• WHAT THE EXERCISE ASKS:
From the entries that follow, pick out all lines holding "饮酒食肉而面不改色".

• DATA ENTRIES:
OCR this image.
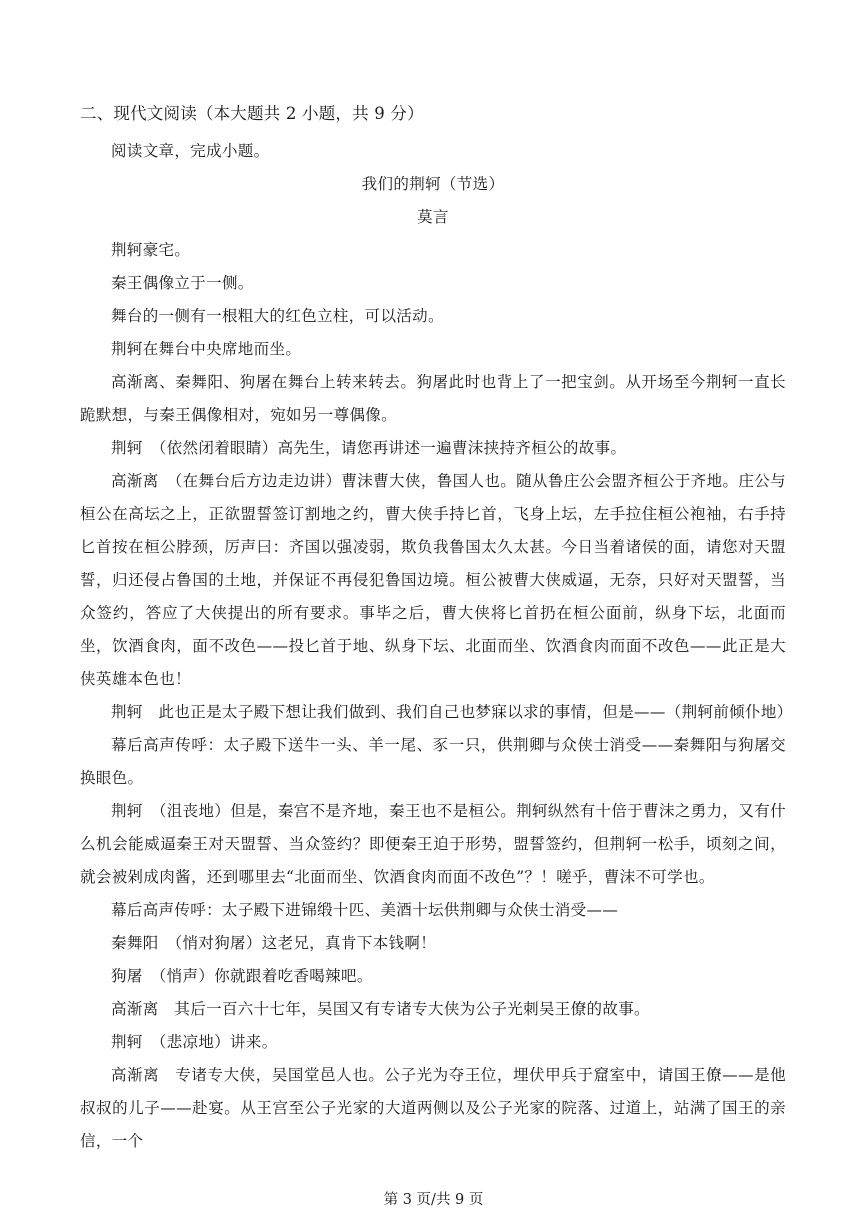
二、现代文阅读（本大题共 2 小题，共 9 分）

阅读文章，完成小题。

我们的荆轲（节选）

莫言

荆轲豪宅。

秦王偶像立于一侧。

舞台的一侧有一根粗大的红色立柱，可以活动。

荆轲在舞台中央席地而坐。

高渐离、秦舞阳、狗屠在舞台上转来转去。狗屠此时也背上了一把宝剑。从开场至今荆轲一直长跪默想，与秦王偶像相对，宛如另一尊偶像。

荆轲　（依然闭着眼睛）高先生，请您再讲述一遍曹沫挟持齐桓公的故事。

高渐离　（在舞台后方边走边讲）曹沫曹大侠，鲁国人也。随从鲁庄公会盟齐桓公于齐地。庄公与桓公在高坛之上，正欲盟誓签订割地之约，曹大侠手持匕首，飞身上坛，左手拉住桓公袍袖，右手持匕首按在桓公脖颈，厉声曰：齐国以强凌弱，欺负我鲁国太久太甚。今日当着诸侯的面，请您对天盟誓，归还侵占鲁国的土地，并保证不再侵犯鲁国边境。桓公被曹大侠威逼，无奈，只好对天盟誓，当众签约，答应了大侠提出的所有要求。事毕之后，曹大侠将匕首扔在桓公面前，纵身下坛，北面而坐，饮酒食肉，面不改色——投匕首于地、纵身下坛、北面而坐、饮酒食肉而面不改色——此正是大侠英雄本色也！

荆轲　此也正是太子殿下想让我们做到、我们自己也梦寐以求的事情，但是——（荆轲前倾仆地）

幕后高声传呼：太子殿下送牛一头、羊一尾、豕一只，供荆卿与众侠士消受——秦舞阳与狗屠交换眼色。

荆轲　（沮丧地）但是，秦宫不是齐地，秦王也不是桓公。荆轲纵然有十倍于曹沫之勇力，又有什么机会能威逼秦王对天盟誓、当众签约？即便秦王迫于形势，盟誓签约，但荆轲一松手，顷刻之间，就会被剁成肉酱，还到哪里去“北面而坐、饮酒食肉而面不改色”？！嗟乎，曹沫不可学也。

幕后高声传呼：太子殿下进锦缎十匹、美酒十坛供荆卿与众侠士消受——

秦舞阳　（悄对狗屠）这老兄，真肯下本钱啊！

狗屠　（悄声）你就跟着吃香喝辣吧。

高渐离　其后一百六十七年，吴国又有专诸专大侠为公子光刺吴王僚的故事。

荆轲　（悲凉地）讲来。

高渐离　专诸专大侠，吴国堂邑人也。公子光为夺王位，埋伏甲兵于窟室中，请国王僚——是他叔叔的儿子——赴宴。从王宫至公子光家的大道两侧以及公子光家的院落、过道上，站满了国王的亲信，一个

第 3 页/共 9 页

* * *

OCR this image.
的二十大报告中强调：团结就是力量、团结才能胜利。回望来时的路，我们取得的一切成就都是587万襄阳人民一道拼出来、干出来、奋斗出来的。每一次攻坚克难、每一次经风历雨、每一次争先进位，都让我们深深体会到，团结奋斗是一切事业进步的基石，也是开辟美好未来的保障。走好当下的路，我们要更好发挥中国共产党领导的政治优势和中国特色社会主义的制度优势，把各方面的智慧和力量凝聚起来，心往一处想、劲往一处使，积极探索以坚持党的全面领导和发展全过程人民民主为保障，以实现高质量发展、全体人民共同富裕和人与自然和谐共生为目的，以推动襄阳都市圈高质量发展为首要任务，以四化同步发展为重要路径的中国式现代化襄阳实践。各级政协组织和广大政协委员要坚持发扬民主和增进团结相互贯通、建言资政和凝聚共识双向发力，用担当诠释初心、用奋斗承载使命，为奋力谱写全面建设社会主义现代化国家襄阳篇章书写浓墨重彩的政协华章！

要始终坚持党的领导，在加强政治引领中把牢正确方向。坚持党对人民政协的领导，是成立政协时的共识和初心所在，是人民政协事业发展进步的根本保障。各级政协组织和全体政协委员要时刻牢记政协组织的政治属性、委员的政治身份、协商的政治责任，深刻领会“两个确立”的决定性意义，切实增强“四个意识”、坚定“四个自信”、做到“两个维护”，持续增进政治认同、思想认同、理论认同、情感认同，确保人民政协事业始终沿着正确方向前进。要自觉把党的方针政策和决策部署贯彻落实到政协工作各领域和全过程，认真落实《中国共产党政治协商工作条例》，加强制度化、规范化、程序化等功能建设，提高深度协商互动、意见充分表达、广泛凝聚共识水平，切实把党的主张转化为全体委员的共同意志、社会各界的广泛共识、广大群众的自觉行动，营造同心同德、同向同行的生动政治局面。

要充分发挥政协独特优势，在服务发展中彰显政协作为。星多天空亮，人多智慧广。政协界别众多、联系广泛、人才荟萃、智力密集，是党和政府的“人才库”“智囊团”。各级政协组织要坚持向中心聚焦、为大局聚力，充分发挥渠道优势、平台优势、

• RESPONSE:
高渐离　（在舞台后方边走边讲）曹沫曹大侠，鲁国人也。随从鲁庄公会盟齐桓公于齐地。庄公与桓公在高坛之上，正欲盟誓签订割地之约，曹大侠手持匕首，飞身上坛，左手拉住桓公袍袖，右手持匕首按在桓公脖颈，厉声曰：齐国以强凌弱，欺负我鲁国太久太甚。今日当着诸侯的面，请您对天盟誓，归还侵占鲁国的土地，并保证不再侵犯鲁国边境。桓公被曹大侠威逼，无奈，只好对天盟誓，当众签约，答应了大侠提出的所有要求。事毕之后，曹大侠将匕首扔在桓公面前，纵身下坛，北面而坐，饮酒食肉，面不改色——投匕首于地、纵身下坛、北面而坐、饮酒食肉而面不改色——此正是大侠英雄本色也！
荆轲　（沮丧地）但是，秦宫不是齐地，秦王也不是桓公。荆轲纵然有十倍于曹沫之勇力，又有什么机会能威逼秦王对天盟誓、当众签约？即便秦王迫于形势，盟誓签约，但荆轲一松手，顷刻之间，就会被剁成肉酱，还到哪里去“北面而坐、饮酒食肉而面不改色”？！嗟乎，曹沫不可学也。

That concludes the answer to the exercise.